Show all lines of the listing that hold the word "into".
+++
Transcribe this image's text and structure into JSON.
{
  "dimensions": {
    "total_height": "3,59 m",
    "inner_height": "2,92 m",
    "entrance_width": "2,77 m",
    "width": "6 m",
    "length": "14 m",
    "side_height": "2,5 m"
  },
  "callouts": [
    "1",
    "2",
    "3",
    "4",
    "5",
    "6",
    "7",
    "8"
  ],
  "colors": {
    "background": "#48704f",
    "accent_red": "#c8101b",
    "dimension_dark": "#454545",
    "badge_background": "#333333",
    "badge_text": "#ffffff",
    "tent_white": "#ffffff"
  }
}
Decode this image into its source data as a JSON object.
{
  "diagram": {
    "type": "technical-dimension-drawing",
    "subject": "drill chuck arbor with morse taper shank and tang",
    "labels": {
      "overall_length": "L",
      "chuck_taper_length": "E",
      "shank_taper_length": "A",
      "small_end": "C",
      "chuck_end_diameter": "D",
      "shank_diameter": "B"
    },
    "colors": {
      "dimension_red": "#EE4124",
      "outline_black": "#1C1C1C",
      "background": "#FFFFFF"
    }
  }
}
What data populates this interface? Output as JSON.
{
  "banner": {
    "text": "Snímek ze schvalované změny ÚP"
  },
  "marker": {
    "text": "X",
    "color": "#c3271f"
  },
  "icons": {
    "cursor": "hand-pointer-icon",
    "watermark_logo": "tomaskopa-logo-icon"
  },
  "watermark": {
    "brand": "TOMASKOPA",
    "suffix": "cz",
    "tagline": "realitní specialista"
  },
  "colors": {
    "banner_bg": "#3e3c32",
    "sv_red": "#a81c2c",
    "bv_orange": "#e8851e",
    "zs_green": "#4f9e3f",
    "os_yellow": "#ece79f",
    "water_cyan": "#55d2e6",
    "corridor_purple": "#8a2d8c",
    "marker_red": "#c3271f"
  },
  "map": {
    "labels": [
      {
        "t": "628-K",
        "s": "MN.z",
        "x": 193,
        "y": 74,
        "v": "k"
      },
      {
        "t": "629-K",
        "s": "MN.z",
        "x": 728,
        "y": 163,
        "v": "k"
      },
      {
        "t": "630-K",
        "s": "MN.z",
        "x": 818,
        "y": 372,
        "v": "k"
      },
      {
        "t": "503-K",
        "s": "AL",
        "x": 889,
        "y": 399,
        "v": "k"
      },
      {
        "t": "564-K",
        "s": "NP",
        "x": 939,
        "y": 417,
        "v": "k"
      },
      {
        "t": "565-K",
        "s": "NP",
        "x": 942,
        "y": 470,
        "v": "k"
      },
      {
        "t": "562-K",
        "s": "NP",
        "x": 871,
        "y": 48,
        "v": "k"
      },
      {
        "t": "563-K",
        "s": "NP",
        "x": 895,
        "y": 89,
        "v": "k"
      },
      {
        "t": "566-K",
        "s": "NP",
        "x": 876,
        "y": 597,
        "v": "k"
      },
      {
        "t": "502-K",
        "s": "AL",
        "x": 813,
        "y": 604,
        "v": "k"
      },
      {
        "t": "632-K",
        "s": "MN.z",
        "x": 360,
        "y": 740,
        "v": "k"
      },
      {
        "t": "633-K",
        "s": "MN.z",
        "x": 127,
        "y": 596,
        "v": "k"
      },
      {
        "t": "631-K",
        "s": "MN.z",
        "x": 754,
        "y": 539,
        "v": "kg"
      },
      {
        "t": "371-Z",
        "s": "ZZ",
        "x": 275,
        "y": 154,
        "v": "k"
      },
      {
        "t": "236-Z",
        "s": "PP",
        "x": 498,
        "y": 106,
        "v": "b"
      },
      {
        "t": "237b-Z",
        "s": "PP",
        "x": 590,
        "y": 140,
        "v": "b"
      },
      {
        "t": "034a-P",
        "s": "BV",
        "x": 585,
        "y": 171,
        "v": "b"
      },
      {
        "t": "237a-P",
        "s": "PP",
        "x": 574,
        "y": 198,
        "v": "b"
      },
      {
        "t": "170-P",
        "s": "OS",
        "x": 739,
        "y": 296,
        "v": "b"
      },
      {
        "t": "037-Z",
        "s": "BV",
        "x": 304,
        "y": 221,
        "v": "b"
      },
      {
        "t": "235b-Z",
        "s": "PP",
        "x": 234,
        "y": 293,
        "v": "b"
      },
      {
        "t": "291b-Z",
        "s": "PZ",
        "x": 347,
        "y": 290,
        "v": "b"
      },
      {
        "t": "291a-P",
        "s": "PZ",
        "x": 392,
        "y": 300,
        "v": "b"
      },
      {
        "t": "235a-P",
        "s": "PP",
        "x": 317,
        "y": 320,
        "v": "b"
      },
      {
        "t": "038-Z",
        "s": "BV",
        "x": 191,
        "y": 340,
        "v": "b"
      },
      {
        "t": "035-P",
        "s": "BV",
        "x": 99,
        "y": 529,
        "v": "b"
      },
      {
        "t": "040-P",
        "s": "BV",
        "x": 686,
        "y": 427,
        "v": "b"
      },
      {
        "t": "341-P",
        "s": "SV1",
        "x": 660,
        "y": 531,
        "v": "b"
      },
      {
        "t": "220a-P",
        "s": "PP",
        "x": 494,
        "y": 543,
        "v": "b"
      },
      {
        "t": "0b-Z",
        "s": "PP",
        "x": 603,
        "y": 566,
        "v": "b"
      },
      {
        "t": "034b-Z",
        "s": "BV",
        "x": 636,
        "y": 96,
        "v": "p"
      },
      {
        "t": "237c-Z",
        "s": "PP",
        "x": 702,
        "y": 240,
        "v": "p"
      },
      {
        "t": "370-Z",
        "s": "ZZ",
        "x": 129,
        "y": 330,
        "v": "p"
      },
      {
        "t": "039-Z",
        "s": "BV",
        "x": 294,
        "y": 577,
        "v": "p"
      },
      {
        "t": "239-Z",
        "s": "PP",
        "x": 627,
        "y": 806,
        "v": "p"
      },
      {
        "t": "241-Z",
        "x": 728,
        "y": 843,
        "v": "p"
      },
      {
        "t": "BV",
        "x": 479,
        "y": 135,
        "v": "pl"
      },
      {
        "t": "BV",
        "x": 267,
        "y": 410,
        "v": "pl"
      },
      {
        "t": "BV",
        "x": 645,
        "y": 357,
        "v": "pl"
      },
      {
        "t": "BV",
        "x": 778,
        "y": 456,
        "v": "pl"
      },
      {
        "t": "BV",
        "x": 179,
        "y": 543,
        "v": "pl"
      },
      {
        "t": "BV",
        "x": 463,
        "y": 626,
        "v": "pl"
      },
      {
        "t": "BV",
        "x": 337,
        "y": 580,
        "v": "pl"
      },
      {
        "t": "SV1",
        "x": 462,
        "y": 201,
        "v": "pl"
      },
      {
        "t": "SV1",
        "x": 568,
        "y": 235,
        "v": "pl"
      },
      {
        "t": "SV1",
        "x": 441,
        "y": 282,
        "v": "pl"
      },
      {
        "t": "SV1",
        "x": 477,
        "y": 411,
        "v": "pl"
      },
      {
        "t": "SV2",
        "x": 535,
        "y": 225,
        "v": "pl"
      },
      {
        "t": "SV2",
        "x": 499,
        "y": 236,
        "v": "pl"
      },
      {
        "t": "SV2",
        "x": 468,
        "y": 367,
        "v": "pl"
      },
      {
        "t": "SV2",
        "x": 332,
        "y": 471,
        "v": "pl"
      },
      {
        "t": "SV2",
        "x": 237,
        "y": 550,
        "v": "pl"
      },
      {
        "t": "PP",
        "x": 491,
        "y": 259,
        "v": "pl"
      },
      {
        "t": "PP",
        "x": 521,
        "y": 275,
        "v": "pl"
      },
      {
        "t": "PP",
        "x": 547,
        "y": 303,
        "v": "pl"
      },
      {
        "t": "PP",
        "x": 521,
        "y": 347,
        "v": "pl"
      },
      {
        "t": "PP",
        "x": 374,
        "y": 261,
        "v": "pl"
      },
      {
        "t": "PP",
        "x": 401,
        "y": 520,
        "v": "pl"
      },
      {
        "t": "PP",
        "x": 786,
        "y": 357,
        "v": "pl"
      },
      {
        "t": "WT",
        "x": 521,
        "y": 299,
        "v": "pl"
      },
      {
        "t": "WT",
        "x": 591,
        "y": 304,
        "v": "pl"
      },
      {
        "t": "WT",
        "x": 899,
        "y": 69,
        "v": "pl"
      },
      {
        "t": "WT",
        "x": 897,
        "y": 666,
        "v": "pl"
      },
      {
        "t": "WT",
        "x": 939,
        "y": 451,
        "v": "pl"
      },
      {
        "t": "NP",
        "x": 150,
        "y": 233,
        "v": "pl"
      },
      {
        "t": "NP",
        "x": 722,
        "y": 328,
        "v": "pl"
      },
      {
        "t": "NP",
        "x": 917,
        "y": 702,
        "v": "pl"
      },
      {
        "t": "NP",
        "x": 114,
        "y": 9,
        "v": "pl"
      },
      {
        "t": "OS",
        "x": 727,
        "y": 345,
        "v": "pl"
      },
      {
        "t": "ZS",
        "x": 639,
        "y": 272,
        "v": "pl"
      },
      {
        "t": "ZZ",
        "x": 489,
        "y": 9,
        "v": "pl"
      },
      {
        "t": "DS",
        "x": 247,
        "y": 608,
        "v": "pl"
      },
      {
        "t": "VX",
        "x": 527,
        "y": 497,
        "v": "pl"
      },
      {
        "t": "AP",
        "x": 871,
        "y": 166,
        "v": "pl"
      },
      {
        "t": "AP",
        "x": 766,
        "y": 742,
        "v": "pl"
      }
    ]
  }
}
+++
• Exercise answer:
Transcribe this image's text and structure into JSON.
Decode this image into its source data as a JSON object.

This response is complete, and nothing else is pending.